Check every line below for the word "comunidades" and show those that hold it.

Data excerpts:
___

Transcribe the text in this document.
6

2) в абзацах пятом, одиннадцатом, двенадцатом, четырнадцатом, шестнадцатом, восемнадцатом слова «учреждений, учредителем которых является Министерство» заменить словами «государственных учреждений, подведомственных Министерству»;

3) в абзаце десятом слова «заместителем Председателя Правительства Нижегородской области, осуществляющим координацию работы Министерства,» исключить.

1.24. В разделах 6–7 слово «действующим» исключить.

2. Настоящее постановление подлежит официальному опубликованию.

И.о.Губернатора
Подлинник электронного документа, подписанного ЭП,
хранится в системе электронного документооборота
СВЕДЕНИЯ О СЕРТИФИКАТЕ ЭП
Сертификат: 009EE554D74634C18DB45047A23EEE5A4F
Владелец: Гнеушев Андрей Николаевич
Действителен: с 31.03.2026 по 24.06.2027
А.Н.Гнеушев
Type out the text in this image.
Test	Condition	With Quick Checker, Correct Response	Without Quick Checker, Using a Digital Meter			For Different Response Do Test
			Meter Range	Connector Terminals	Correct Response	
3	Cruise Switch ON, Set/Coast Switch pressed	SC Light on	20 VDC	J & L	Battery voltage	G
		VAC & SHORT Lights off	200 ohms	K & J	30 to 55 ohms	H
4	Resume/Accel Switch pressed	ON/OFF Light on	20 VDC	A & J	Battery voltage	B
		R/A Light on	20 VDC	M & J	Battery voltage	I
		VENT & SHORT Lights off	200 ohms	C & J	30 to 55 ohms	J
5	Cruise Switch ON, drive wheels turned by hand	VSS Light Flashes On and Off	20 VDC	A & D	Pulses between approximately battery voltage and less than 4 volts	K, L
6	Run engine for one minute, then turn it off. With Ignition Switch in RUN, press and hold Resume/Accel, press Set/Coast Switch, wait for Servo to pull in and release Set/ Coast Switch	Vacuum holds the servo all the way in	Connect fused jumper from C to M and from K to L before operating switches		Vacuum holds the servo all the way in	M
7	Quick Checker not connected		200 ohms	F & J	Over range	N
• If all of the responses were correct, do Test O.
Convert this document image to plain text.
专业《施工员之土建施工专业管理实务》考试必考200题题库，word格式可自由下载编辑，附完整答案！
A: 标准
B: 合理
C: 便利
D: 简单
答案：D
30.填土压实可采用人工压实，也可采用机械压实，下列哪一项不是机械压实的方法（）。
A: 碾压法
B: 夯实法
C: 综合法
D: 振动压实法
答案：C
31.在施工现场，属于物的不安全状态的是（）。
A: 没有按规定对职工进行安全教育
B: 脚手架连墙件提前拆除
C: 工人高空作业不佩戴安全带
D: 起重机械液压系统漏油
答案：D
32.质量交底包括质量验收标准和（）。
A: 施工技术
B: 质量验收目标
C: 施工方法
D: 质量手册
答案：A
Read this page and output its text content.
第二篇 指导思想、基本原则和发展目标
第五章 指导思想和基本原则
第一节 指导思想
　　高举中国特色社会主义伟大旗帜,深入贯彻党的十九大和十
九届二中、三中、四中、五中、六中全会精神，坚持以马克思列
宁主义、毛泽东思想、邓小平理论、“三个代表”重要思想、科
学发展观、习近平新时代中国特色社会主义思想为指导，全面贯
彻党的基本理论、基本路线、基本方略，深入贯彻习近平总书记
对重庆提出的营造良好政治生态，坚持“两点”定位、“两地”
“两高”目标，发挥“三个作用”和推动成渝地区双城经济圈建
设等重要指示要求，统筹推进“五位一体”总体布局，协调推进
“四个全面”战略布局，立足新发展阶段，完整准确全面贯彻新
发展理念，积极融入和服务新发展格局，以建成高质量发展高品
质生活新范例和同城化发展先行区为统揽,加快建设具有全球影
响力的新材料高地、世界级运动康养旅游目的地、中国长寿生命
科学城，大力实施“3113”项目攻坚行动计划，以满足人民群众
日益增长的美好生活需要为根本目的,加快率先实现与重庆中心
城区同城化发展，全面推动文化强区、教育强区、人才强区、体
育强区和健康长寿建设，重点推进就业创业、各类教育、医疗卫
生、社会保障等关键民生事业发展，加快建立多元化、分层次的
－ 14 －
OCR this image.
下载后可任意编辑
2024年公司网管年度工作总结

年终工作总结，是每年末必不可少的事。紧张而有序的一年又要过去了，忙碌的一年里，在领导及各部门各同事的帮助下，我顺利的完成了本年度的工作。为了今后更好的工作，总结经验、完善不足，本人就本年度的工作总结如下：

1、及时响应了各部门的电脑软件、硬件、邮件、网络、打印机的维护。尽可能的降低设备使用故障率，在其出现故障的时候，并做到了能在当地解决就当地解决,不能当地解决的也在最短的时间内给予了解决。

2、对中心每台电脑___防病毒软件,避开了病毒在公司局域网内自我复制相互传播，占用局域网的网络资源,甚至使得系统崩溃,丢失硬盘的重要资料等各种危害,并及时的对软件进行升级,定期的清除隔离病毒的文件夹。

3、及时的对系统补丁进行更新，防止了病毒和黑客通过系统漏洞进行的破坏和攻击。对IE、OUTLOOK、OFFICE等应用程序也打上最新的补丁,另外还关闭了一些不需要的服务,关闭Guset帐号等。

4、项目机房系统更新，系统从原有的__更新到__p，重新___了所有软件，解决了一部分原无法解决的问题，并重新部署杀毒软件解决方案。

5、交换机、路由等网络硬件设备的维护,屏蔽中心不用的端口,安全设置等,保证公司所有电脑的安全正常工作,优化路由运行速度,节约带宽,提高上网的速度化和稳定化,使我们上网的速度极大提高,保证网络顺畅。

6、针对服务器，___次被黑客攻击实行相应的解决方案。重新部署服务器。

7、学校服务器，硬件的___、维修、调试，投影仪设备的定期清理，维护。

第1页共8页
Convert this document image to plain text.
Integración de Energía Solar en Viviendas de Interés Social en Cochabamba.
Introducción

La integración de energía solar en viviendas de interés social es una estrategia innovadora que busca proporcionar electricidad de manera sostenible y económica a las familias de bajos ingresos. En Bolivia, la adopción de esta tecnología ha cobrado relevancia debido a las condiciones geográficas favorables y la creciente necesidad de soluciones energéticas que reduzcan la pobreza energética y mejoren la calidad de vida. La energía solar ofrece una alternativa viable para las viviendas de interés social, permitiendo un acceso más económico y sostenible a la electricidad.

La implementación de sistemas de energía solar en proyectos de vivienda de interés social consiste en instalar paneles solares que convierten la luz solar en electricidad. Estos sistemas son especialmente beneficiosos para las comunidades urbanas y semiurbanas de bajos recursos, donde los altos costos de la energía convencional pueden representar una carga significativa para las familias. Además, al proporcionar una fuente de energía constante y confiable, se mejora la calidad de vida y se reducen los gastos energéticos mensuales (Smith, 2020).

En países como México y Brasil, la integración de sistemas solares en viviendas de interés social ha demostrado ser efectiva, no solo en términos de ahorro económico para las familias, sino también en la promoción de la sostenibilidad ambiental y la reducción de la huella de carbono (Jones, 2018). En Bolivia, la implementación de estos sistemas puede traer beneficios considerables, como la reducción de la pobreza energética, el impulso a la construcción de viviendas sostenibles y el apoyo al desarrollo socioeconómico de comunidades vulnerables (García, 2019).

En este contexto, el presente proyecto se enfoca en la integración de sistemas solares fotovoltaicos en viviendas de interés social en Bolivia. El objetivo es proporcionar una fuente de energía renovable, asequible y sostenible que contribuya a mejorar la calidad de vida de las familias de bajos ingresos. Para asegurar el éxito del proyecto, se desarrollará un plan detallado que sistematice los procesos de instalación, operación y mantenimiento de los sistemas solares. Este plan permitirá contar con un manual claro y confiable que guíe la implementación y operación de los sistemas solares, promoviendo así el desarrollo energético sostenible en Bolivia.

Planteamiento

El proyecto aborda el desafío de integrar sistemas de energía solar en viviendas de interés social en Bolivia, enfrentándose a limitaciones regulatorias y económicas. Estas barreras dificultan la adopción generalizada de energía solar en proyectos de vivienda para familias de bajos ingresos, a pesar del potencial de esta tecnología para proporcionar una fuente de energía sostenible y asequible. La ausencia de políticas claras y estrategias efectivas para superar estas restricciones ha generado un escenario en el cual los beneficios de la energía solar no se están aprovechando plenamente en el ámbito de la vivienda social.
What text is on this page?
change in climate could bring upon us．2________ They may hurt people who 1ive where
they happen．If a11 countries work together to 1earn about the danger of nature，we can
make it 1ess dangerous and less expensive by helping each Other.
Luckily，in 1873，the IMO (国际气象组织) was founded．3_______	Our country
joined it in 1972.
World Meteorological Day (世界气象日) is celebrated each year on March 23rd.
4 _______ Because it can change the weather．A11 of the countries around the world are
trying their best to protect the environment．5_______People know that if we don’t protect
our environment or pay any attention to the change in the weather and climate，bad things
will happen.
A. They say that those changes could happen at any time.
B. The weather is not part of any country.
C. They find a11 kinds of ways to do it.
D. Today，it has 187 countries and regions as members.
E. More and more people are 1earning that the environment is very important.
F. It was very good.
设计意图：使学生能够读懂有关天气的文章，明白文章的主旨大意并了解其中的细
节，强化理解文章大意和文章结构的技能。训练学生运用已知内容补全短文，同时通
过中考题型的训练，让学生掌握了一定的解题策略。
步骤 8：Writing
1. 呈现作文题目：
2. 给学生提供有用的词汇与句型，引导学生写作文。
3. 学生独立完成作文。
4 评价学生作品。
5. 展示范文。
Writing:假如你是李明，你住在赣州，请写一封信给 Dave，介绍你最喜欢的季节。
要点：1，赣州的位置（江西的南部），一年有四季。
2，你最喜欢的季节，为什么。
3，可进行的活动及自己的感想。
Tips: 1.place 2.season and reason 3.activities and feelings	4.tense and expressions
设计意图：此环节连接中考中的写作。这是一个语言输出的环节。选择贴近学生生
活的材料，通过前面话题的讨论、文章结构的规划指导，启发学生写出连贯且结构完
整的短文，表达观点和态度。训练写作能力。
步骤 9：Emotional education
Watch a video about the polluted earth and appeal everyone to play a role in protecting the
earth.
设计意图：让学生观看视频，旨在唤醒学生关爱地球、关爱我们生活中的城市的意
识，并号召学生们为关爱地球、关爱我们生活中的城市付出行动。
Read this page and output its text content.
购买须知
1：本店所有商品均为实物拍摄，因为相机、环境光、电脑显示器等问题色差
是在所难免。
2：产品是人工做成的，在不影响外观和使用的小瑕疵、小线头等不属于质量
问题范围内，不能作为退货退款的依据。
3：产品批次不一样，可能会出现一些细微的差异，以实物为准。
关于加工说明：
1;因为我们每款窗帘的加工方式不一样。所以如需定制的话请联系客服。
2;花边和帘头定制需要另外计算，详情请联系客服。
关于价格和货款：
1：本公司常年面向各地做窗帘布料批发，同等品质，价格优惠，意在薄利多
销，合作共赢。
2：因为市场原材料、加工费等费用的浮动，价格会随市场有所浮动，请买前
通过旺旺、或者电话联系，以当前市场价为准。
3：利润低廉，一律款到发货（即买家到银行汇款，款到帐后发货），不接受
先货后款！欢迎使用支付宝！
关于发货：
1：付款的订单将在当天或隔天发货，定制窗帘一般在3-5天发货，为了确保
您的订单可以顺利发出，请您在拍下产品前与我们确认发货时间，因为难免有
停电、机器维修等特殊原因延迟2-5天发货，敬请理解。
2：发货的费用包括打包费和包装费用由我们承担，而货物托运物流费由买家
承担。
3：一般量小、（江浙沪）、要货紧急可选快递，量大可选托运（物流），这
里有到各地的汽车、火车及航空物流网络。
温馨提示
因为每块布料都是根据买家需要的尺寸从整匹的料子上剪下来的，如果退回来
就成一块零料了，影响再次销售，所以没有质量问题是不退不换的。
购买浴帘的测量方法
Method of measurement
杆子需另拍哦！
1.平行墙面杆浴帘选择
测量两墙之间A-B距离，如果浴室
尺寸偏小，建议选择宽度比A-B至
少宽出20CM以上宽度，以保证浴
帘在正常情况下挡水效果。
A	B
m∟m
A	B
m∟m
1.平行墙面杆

___

Output below —
La implementación de sistemas de energía solar en proyectos de vivienda de interés social consiste en instalar paneles solares que convierten la luz solar en electricidad. Estos sistemas son especialmente beneficiosos para las comunidades urbanas y semiurbanas de bajos recursos, donde los altos costos de la energía convencional pueden representar una carga significativa para las familias. Además, al proporcionar una fuente de energía constante y confiable, se mejora la calidad de vida y se reducen los gastos energéticos mensuales (Smith, 2020).
En países como México y Brasil, la integración de sistemas solares en viviendas de interés social ha demostrado ser efectiva, no solo en términos de ahorro económico para las familias, sino también en la promoción de la sostenibilidad ambiental y la reducción de la huella de carbono (Jones, 2018). En Bolivia, la implementación de estos sistemas puede traer beneficios considerables, como la reducción de la pobreza energética, el impulso a la construcción de viviendas sostenibles y el apoyo al desarrollo socioeconómico de comunidades vulnerables (García, 2019).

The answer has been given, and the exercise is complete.